** EXERCISE REQUIREMENTS **
Transcribe the listing exactly, leaving out every picture.

[Data extracted from a collection]
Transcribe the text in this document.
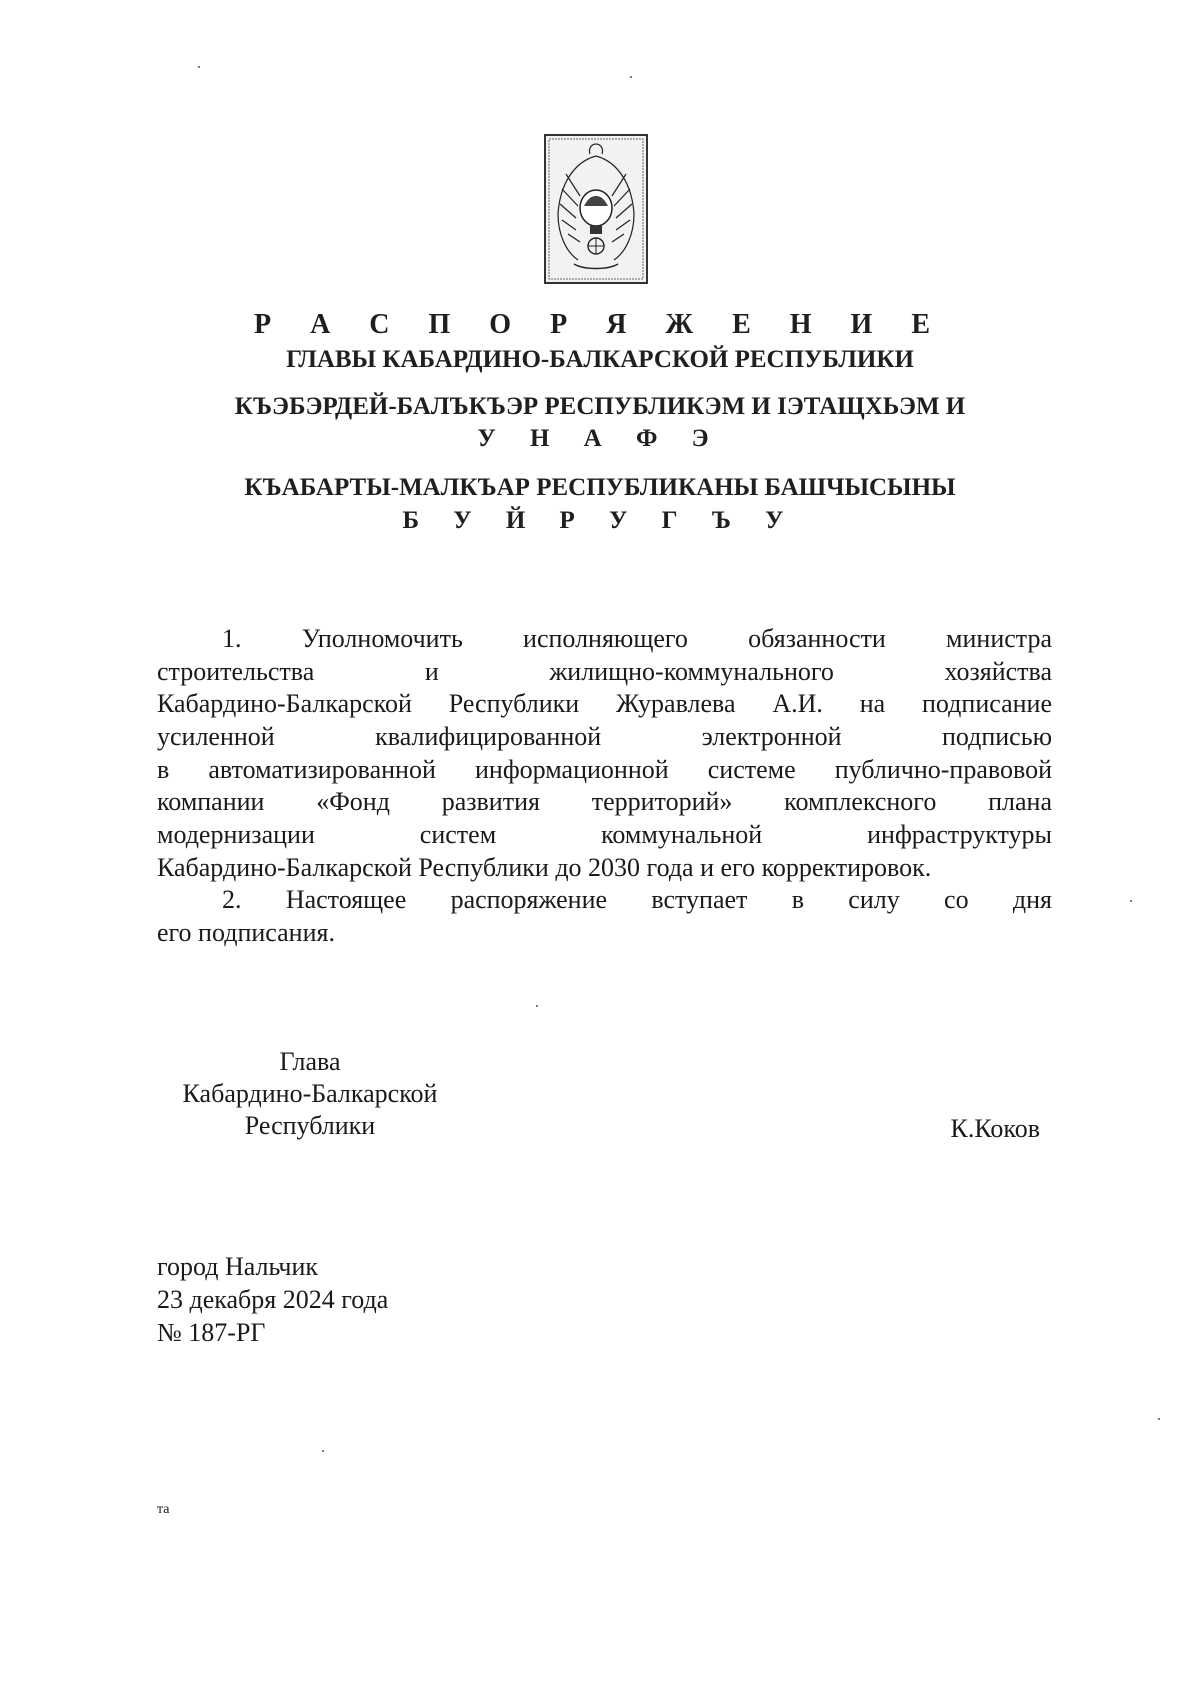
Р А С П О Р Я Ж Е Н И Е
ГЛАВЫ КАБАРДИНО-БАЛКАРСКОЙ РЕСПУБЛИКИ
КЪЭБЭРДЕЙ-БАЛЪКЪЭР РЕСПУБЛИКЭМ И IЭТАЩХЬЭМ И
У Н А Ф Э
КЪАБАРТЫ-МАЛКЪАР РЕСПУБЛИКАНЫ БАШЧЫСЫНЫ
Б У Й Р У Г Ъ У
1. Уполномочить исполняющего обязанности министра
строительства и жилищно-коммунального хозяйства
Кабардино-Балкарской Республики Журавлева А.И. на подписание
усиленной квалифицированной электронной подписью
в автоматизированной информационной системе публично-правовой
компании «Фонд развития территорий» комплексного плана
модернизации систем коммунальной инфраструктуры
Кабардино-Балкарской Республики до 2030 года и его корректировок.
2. Настоящее распоряжение вступает в силу со дня
его подписания.
Глава
Кабардино-Балкарской
Республики	К.Коков
город Нальчик
23 декабря 2024 года
№ 187-РГ
та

** REPLY **
Transcribe the text in this document.
Р А С П О Р Я Ж Е Н И Е
ГЛАВЫ КАБАРДИНО-БАЛКАРСКОЙ РЕСПУБЛИКИ
КЪЭБЭРДЕЙ-БАЛЪКЪЭР РЕСПУБЛИКЭМ И IЭТАЩХЬЭМ И
У Н А Ф Э
КЪАБАРТЫ-МАЛКЪАР РЕСПУБЛИКАНЫ БАШЧЫСЫНЫ
Б У Й Р У Г Ъ У
1. Уполномочить исполняющего обязанности министра
строительства и жилищно-коммунального хозяйства
Кабардино-Балкарской Республики Журавлева А.И. на подписание
усиленной квалифицированной электронной подписью
в автоматизированной информационной системе публично-правовой
компании «Фонд развития территорий» комплексного плана
модернизации систем коммунальной инфраструктуры
Кабардино-Балкарской Республики до 2030 года и его корректировок.
2. Настоящее распоряжение вступает в силу со дня
его подписания.
Глава
Кабардино-Балкарской
Республики	К.Коков
город Нальчик
23 декабря 2024 года
№ 187-РГ
та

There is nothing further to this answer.